#### Data to use:

::::

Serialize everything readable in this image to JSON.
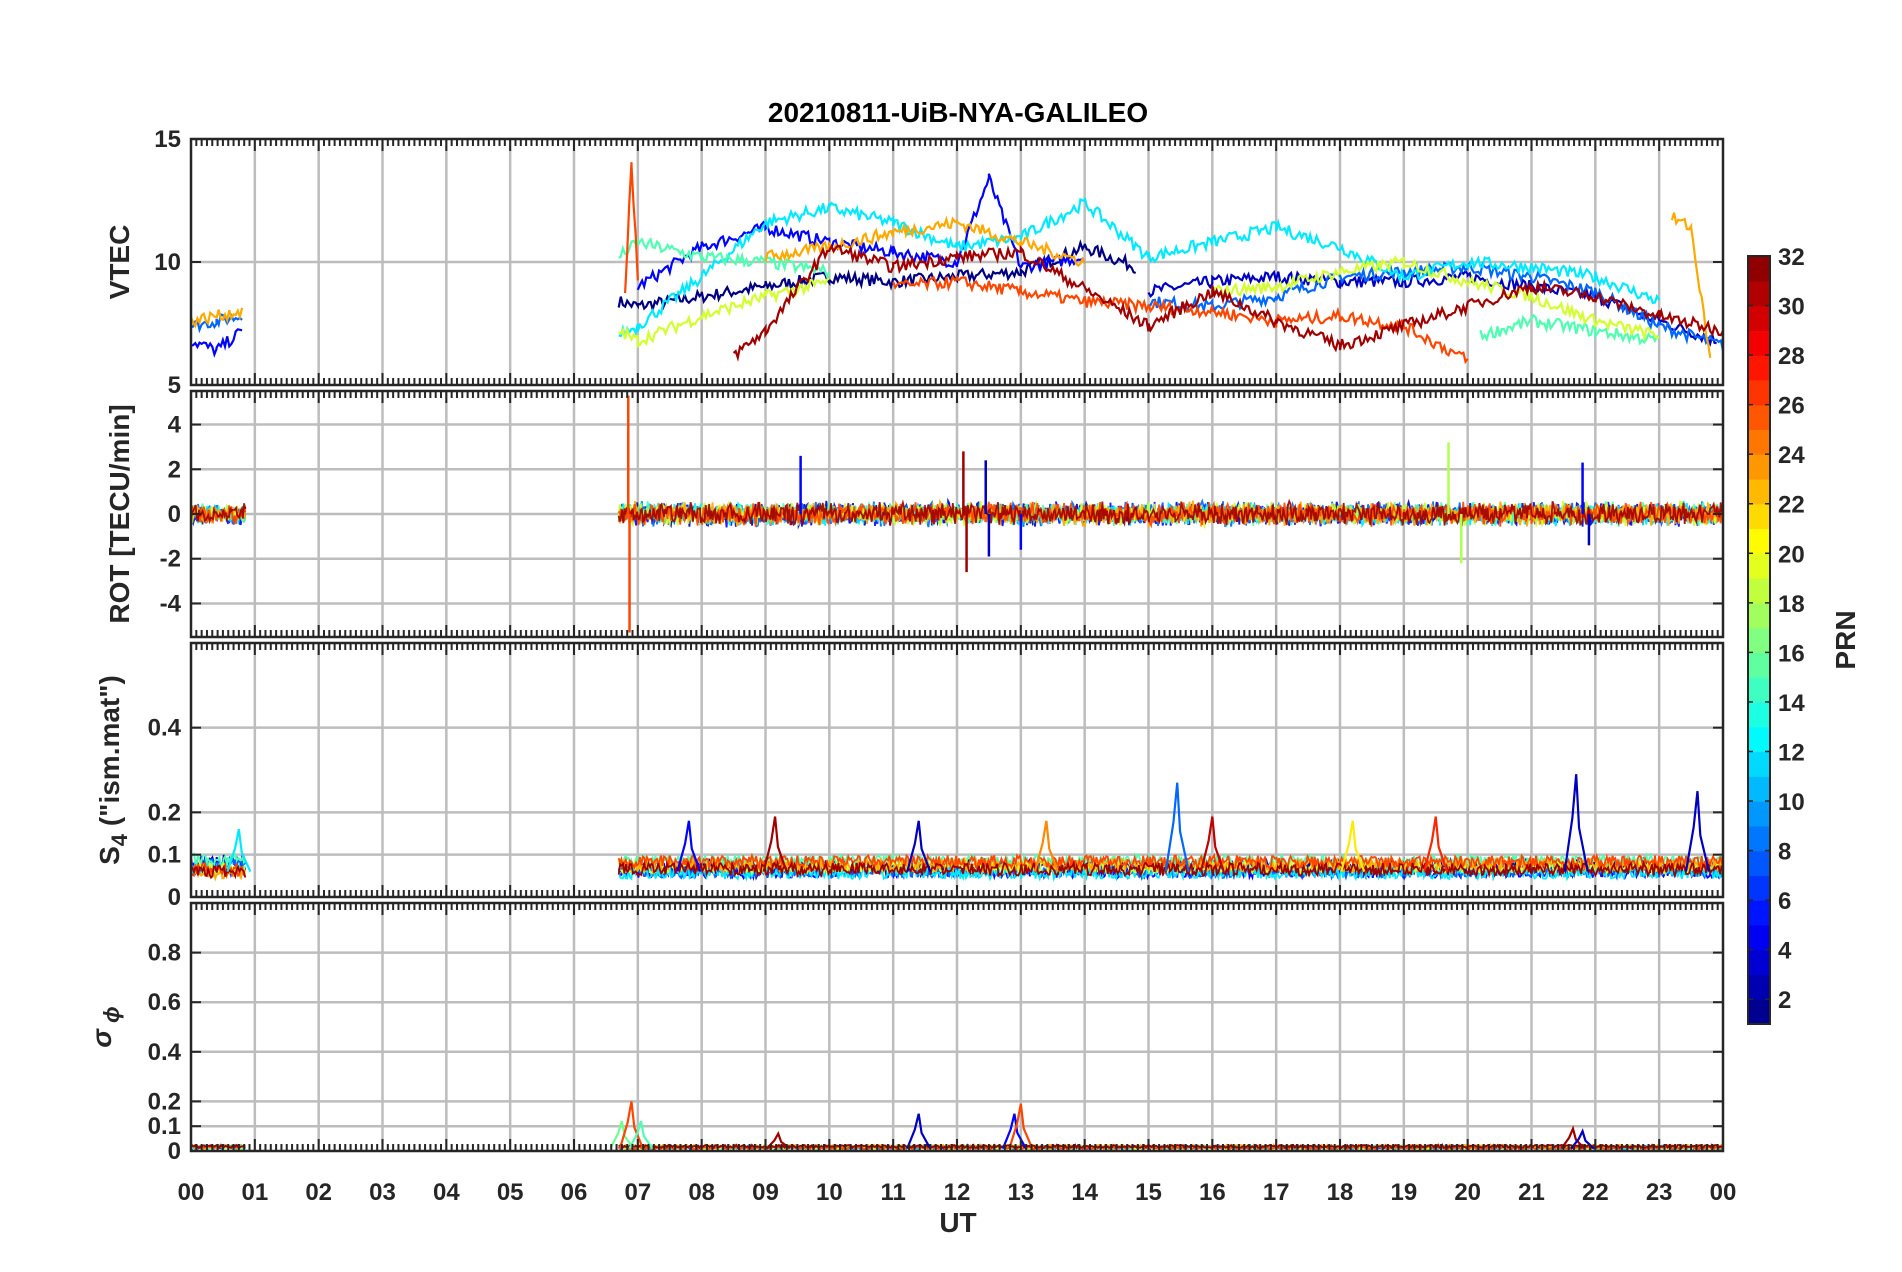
{
  "figure": {
    "title": "20210811-UiB-NYA-GALILEO",
    "colors": {
      "axis": "#262626",
      "grid": "#bdbdbd",
      "background": "#ffffff"
    }
  },
  "chart_data": [
    {
      "type": "line",
      "panel": "vtec",
      "ylabel": "VTEC",
      "ylim": [
        5,
        15
      ],
      "yticks": [
        "5",
        "10",
        "15"
      ],
      "yticks_v": [
        5,
        10,
        15
      ],
      "grid_y": [
        10
      ],
      "series": [
        {
          "prn": 1,
          "segments": [
            [
              6.7,
              8.4
            ],
            [
              7.0,
              8.2
            ],
            [
              8.0,
              8.6
            ],
            [
              9.0,
              9.0
            ],
            [
              10.0,
              9.4
            ],
            [
              11.0,
              9.2
            ],
            [
              12.0,
              9.4
            ],
            [
              13.0,
              9.6
            ],
            [
              14.0,
              10.6
            ],
            [
              14.8,
              9.8
            ]
          ]
        },
        {
          "prn": 3,
          "segments": [
            [
              15.0,
              8.8
            ],
            [
              16.0,
              9.2
            ],
            [
              17.0,
              9.4
            ],
            [
              18.0,
              9.2
            ],
            [
              19.0,
              9.2
            ],
            [
              20.0,
              9.4
            ],
            [
              21.0,
              9.0
            ],
            [
              22.0,
              8.6
            ],
            [
              23.0,
              7.6
            ],
            [
              23.9,
              6.8
            ]
          ]
        },
        {
          "prn": 5,
          "segments": [
            [
              0.0,
              6.8
            ],
            [
              0.4,
              6.4
            ],
            [
              0.8,
              7.2
            ],
            [
              7.0,
              9.0
            ],
            [
              8.0,
              10.6
            ],
            [
              9.0,
              11.4
            ],
            [
              10.0,
              10.8
            ],
            [
              11.0,
              10.4
            ],
            [
              12.0,
              10.0
            ],
            [
              12.5,
              13.4
            ],
            [
              13.0,
              9.8
            ],
            [
              14.0,
              10.2
            ]
          ]
        },
        {
          "prn": 8,
          "segments": [
            [
              0.0,
              7.4
            ],
            [
              0.4,
              7.6
            ],
            [
              0.8,
              7.8
            ],
            [
              15.0,
              8.4
            ],
            [
              16.0,
              8.2
            ],
            [
              17.0,
              8.6
            ],
            [
              18.0,
              9.4
            ],
            [
              19.0,
              9.6
            ],
            [
              20.0,
              9.8
            ],
            [
              21.0,
              9.4
            ],
            [
              22.0,
              8.8
            ],
            [
              23.0,
              7.4
            ],
            [
              24.0,
              6.6
            ]
          ]
        },
        {
          "prn": 12,
          "segments": [
            [
              6.7,
              7.0
            ],
            [
              7.0,
              7.4
            ],
            [
              8.0,
              9.4
            ],
            [
              9.0,
              11.6
            ],
            [
              10.0,
              12.2
            ],
            [
              11.0,
              11.6
            ],
            [
              12.0,
              10.6
            ],
            [
              13.0,
              11.0
            ],
            [
              14.0,
              12.4
            ],
            [
              15.0,
              10.2
            ],
            [
              16.0,
              10.8
            ],
            [
              17.0,
              11.4
            ],
            [
              18.0,
              10.6
            ],
            [
              19.0,
              9.4
            ],
            [
              20.0,
              10.0
            ],
            [
              21.0,
              9.8
            ],
            [
              22.0,
              9.4
            ],
            [
              23.0,
              8.4
            ]
          ]
        },
        {
          "prn": 15,
          "segments": [
            [
              6.7,
              10.2
            ],
            [
              7.0,
              10.8
            ],
            [
              8.0,
              10.2
            ],
            [
              9.0,
              10.0
            ],
            [
              10.0,
              9.6
            ],
            [
              20.2,
              7.0
            ],
            [
              21.0,
              7.6
            ],
            [
              22.0,
              7.2
            ],
            [
              23.0,
              6.8
            ]
          ]
        },
        {
          "prn": 19,
          "segments": [
            [
              6.7,
              7.2
            ],
            [
              7.0,
              6.8
            ],
            [
              8.0,
              7.8
            ],
            [
              9.0,
              8.6
            ],
            [
              10.0,
              9.2
            ],
            [
              16.0,
              8.8
            ],
            [
              17.0,
              9.0
            ],
            [
              18.0,
              9.6
            ],
            [
              19.0,
              10.0
            ],
            [
              20.0,
              9.2
            ],
            [
              21.0,
              8.6
            ],
            [
              22.0,
              7.6
            ],
            [
              23.0,
              7.0
            ]
          ]
        },
        {
          "prn": 23,
          "segments": [
            [
              9.0,
              10.2
            ],
            [
              10.0,
              10.6
            ],
            [
              11.0,
              11.2
            ],
            [
              12.0,
              11.6
            ],
            [
              13.0,
              10.8
            ],
            [
              14.0,
              10.0
            ],
            [
              0.0,
              7.6
            ],
            [
              0.4,
              7.8
            ],
            [
              0.8,
              8.0
            ],
            [
              23.2,
              11.8
            ],
            [
              23.5,
              11.4
            ],
            [
              23.8,
              6.0
            ]
          ]
        },
        {
          "prn": 26,
          "segments": [
            [
              6.8,
              8.8
            ],
            [
              6.9,
              14.0
            ],
            [
              7.0,
              9.4
            ],
            [
              11.0,
              9.0
            ],
            [
              12.0,
              9.2
            ],
            [
              13.0,
              8.8
            ],
            [
              14.0,
              8.4
            ],
            [
              15.0,
              8.2
            ],
            [
              16.0,
              8.0
            ],
            [
              17.0,
              7.6
            ],
            [
              18.0,
              7.8
            ],
            [
              19.0,
              7.4
            ],
            [
              20.0,
              6.0
            ]
          ]
        },
        {
          "prn": 31,
          "segments": [
            [
              8.5,
              6.2
            ],
            [
              9.0,
              7.2
            ],
            [
              10.0,
              10.6
            ],
            [
              11.0,
              9.8
            ],
            [
              12.0,
              10.2
            ],
            [
              13.0,
              10.4
            ],
            [
              15.0,
              7.4
            ],
            [
              16.0,
              8.8
            ],
            [
              17.0,
              7.6
            ],
            [
              18.0,
              6.6
            ],
            [
              21.0,
              9.0
            ],
            [
              22.0,
              8.6
            ],
            [
              23.0,
              7.8
            ],
            [
              24.0,
              7.2
            ]
          ]
        }
      ]
    },
    {
      "type": "line",
      "panel": "rot",
      "ylabel": "ROT [TECU/min]",
      "ylim": [
        -5.5,
        5.5
      ],
      "yticks": [
        "-4",
        "-2",
        "0",
        "2",
        "4"
      ],
      "yticks_v": [
        -4,
        -2,
        0,
        2,
        4
      ],
      "grid_y": [
        -4,
        -2,
        0,
        2,
        4
      ],
      "spikes": [
        {
          "x": 6.85,
          "y": 5.3,
          "prn": 26
        },
        {
          "x": 6.87,
          "y": -5.3,
          "prn": 26
        },
        {
          "x": 9.55,
          "y": 2.6,
          "prn": 5
        },
        {
          "x": 12.1,
          "y": 2.8,
          "prn": 31
        },
        {
          "x": 12.15,
          "y": -2.6,
          "prn": 31
        },
        {
          "x": 12.45,
          "y": 2.4,
          "prn": 3
        },
        {
          "x": 12.5,
          "y": -1.9,
          "prn": 3
        },
        {
          "x": 13.0,
          "y": -1.6,
          "prn": 5
        },
        {
          "x": 19.7,
          "y": 3.2,
          "prn": 18
        },
        {
          "x": 19.9,
          "y": -2.2,
          "prn": 18
        },
        {
          "x": 21.8,
          "y": 2.3,
          "prn": 5
        },
        {
          "x": 21.9,
          "y": -1.4,
          "prn": 3
        }
      ],
      "noise_band": [
        [
          0.0,
          0.85,
          0.5
        ],
        [
          6.7,
          24.0,
          0.6
        ]
      ]
    },
    {
      "type": "line",
      "panel": "s4",
      "ylabel": "S4 (\"ism.mat\")",
      "ylim": [
        0,
        0.6
      ],
      "yticks": [
        "0",
        "0.1",
        "0.2",
        "0.4"
      ],
      "yticks_v": [
        0,
        0.1,
        0.2,
        0.4
      ],
      "grid_y": [
        0.1,
        0.2,
        0.4
      ],
      "peaks": [
        {
          "x": 0.75,
          "y": 0.16,
          "prn": 12
        },
        {
          "x": 7.8,
          "y": 0.18,
          "prn": 5
        },
        {
          "x": 9.15,
          "y": 0.19,
          "prn": 31
        },
        {
          "x": 11.4,
          "y": 0.18,
          "prn": 3
        },
        {
          "x": 13.4,
          "y": 0.18,
          "prn": 24
        },
        {
          "x": 15.45,
          "y": 0.27,
          "prn": 8
        },
        {
          "x": 16.0,
          "y": 0.19,
          "prn": 30
        },
        {
          "x": 18.2,
          "y": 0.18,
          "prn": 21
        },
        {
          "x": 19.5,
          "y": 0.19,
          "prn": 27
        },
        {
          "x": 21.7,
          "y": 0.29,
          "prn": 3
        },
        {
          "x": 23.6,
          "y": 0.25,
          "prn": 3
        }
      ],
      "baseline": 0.06
    },
    {
      "type": "line",
      "panel": "sigma",
      "ylabel": "σ ϕ",
      "ylim": [
        0,
        1
      ],
      "yticks": [
        "0",
        "0.1",
        "0.2",
        "0.4",
        "0.6",
        "0.8"
      ],
      "yticks_v": [
        0,
        0.1,
        0.2,
        0.4,
        0.6,
        0.8
      ],
      "grid_y": [
        0.1,
        0.2,
        0.4,
        0.6,
        0.8
      ],
      "peaks": [
        {
          "x": 6.75,
          "y": 0.12,
          "prn": 16
        },
        {
          "x": 6.9,
          "y": 0.2,
          "prn": 26
        },
        {
          "x": 7.05,
          "y": 0.12,
          "prn": 15
        },
        {
          "x": 9.2,
          "y": 0.07,
          "prn": 31
        },
        {
          "x": 11.4,
          "y": 0.15,
          "prn": 3
        },
        {
          "x": 12.9,
          "y": 0.15,
          "prn": 5
        },
        {
          "x": 13.0,
          "y": 0.19,
          "prn": 26
        },
        {
          "x": 21.65,
          "y": 0.09,
          "prn": 31
        },
        {
          "x": 21.8,
          "y": 0.08,
          "prn": 3
        }
      ],
      "baseline": 0.01
    }
  ],
  "xaxis": {
    "label": "UT",
    "range": [
      0,
      24
    ],
    "ticks": [
      "00",
      "01",
      "02",
      "03",
      "04",
      "05",
      "06",
      "07",
      "08",
      "09",
      "10",
      "11",
      "12",
      "13",
      "14",
      "15",
      "16",
      "17",
      "18",
      "19",
      "20",
      "21",
      "22",
      "23",
      "00"
    ]
  },
  "colorbar": {
    "label": "PRN",
    "range": [
      1,
      32
    ],
    "ticks": [
      "2",
      "4",
      "6",
      "8",
      "10",
      "12",
      "14",
      "16",
      "18",
      "20",
      "22",
      "24",
      "26",
      "28",
      "30",
      "32"
    ],
    "ticks_v": [
      2,
      4,
      6,
      8,
      10,
      12,
      14,
      16,
      18,
      20,
      22,
      24,
      26,
      28,
      30,
      32
    ],
    "colormap": "jet"
  }
}
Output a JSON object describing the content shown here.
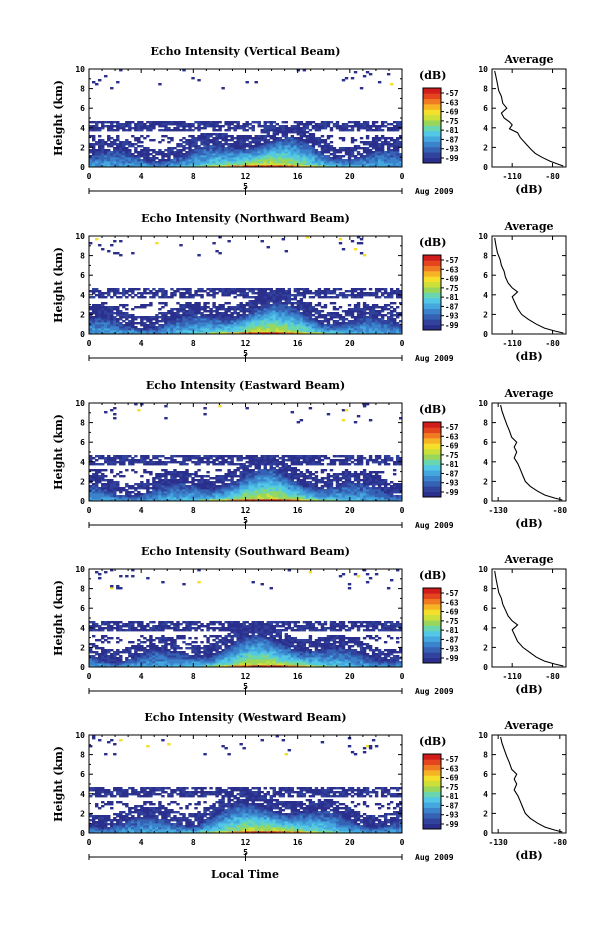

::::

#### Problem to work on:
Return each line that includes "ylabel".

#### Finished exercise:
      "ylabel": "VTEC",
      "ylabel": "ROT [TECU/min]",
      "ylabel": "S4 (\"ism.mat\")",
      "ylabel": "σ ϕ",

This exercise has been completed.